Copy every line of the listing that holds the string "fare".

----- Supplied data -----

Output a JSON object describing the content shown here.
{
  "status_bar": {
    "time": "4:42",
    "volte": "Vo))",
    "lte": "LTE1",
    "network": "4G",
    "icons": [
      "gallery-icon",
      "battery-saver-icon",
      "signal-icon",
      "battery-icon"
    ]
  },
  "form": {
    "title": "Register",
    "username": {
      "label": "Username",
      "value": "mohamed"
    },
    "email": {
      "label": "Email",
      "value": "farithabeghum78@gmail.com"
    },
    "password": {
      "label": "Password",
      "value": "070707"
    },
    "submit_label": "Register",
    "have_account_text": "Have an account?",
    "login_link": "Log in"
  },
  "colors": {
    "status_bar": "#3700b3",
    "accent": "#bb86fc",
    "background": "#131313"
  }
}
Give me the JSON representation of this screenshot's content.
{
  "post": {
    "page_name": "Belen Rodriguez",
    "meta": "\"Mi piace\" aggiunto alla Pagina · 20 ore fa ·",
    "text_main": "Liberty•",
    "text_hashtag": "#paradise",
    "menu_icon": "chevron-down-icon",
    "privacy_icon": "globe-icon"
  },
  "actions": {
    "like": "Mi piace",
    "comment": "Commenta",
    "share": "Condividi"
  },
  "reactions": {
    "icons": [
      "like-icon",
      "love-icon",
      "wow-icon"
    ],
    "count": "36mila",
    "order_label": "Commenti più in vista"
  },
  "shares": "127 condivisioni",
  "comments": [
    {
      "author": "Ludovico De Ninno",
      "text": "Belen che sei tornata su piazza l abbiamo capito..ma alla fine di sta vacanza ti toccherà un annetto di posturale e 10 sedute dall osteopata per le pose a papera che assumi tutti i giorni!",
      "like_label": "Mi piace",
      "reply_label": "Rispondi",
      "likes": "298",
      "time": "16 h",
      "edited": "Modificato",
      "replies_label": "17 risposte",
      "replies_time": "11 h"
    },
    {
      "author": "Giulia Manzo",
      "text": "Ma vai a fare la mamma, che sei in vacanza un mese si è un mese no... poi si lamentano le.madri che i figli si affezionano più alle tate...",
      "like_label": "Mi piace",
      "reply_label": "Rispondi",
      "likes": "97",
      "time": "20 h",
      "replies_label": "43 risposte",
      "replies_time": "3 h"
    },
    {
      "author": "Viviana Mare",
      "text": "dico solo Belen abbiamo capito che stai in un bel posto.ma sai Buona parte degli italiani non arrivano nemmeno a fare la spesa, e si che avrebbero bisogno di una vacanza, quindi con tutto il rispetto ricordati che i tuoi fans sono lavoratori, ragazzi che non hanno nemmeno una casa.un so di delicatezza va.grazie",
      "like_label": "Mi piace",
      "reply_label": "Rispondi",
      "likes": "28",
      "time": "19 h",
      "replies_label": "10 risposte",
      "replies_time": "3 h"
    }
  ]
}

-----

### Solution
      "text": "Ma vai a fare la mamma, che sei in vacanza un mese si è un mese no... poi si lamentano le.madri che i figli si affezionano più alle tate...",
      "text": "dico solo Belen abbiamo capito che stai in un bel posto.ma sai Buona parte degli italiani non arrivano nemmeno a fare la spesa, e si che avrebbero bisogno di una vacanza, quindi con tutto il rispetto ricordati che i tuoi fans sono lavoratori, ragazzi che non hanno nemmeno una casa.un so di delicatezza va.grazie",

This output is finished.